What is needed is an exact copy of all the entries below.

SUPPLIED RECORDS

- - - -

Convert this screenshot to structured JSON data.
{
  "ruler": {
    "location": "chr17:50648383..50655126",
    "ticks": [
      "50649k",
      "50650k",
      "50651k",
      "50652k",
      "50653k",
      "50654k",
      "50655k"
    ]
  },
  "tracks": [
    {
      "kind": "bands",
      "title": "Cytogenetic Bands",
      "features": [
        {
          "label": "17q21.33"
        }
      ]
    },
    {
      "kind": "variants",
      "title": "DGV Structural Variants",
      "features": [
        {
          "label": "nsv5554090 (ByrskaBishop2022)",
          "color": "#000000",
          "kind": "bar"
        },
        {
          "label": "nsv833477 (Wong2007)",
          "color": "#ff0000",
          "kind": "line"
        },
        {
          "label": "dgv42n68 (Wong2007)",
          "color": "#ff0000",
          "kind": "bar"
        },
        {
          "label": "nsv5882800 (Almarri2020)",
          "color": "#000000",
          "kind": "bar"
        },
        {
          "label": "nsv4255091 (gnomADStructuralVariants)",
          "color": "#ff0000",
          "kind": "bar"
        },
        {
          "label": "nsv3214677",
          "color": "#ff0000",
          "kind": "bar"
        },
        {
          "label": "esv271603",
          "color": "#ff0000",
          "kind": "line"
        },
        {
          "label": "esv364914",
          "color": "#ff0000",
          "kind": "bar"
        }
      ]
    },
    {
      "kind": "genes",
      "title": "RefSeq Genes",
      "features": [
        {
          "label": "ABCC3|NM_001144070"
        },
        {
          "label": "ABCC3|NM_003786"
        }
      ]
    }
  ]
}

- - - -

SOLUTION FOR THIS TASK
Convert this screenshot to structured JSON data.
{
  "ruler": {
    "location": "chr17:50648383..50655126",
    "ticks": [
      "50649k",
      "50650k",
      "50651k",
      "50652k",
      "50653k",
      "50654k",
      "50655k"
    ]
  },
  "tracks": [
    {
      "kind": "bands",
      "title": "Cytogenetic Bands",
      "features": [
        {
          "label": "17q21.33"
        }
      ]
    },
    {
      "kind": "variants",
      "title": "DGV Structural Variants",
      "features": [
        {
          "label": "nsv5554090 (ByrskaBishop2022)",
          "color": "#000000",
          "kind": "bar"
        },
        {
          "label": "nsv833477 (Wong2007)",
          "color": "#ff0000",
          "kind": "line"
        },
        {
          "label": "dgv42n68 (Wong2007)",
          "color": "#ff0000",
          "kind": "bar"
        },
        {
          "label": "nsv5882800 (Almarri2020)",
          "color": "#000000",
          "kind": "bar"
        },
        {
          "label": "nsv4255091 (gnomADStructuralVariants)",
          "color": "#ff0000",
          "kind": "bar"
        },
        {
          "label": "nsv3214677",
          "color": "#ff0000",
          "kind": "bar"
        },
        {
          "label": "esv271603",
          "color": "#ff0000",
          "kind": "line"
        },
        {
          "label": "esv364914",
          "color": "#ff0000",
          "kind": "bar"
        }
      ]
    },
    {
      "kind": "genes",
      "title": "RefSeq Genes",
      "features": [
        {
          "label": "ABCC3|NM_001144070"
        },
        {
          "label": "ABCC3|NM_003786"
        }
      ]
    }
  ]
}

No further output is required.